- **Directions for this task**
Go through the listing and pick out each line with the word "agravo" in it.
═══ The data ═══
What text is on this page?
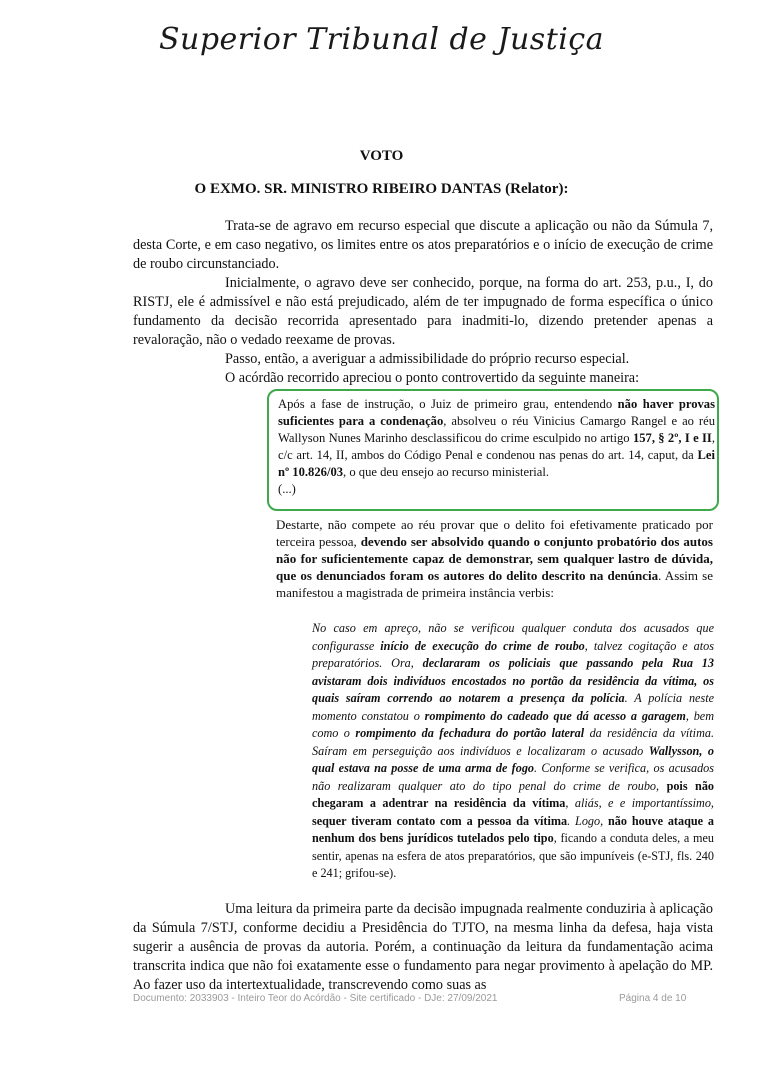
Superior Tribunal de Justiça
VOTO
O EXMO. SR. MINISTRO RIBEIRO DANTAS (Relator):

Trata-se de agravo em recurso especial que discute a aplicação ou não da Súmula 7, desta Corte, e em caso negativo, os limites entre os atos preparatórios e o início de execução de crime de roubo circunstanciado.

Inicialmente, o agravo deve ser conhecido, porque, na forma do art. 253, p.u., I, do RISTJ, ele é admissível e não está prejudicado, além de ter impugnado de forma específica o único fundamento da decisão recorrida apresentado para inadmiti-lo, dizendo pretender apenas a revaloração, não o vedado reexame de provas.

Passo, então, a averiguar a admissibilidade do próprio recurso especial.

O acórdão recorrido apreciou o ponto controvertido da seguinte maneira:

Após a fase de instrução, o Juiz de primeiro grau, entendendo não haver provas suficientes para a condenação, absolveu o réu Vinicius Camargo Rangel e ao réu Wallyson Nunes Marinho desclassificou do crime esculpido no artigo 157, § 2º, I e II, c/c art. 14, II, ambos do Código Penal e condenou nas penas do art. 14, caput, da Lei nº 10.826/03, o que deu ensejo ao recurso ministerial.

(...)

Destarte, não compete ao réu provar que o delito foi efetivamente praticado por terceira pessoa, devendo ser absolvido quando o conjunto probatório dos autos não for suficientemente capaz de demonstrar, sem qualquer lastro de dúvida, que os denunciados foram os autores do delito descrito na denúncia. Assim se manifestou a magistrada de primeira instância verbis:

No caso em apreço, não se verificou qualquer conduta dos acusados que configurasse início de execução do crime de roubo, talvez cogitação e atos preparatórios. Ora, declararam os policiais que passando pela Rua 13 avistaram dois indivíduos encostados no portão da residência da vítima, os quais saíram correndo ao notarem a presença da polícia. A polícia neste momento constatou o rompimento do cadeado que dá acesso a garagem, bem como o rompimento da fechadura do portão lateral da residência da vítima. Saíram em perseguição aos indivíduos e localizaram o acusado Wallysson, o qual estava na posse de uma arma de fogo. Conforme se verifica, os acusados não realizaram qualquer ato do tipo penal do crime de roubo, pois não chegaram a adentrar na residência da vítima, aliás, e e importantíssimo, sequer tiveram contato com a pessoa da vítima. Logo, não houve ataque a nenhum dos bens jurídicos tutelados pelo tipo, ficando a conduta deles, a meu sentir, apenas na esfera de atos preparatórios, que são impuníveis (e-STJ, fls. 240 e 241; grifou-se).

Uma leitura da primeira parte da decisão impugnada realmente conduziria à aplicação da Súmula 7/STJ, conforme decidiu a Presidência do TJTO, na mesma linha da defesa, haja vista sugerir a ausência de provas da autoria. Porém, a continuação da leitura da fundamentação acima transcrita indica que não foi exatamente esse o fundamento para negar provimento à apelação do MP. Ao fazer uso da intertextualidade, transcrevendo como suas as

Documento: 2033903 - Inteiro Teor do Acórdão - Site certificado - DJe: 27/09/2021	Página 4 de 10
═══
- **Written solution**
Trata-se de agravo em recurso especial que discute a aplicação ou não da Súmula 7, desta Corte, e em caso negativo, os limites entre os atos preparatórios e o início de execução de crime de roubo circunstanciado.
Inicialmente, o agravo deve ser conhecido, porque, na forma do art. 253, p.u., I, do RISTJ, ele é admissível e não está prejudicado, além de ter impugnado de forma específica o único fundamento da decisão recorrida apresentado para inadmiti-lo, dizendo pretender apenas a revaloração, não o vedado reexame de provas.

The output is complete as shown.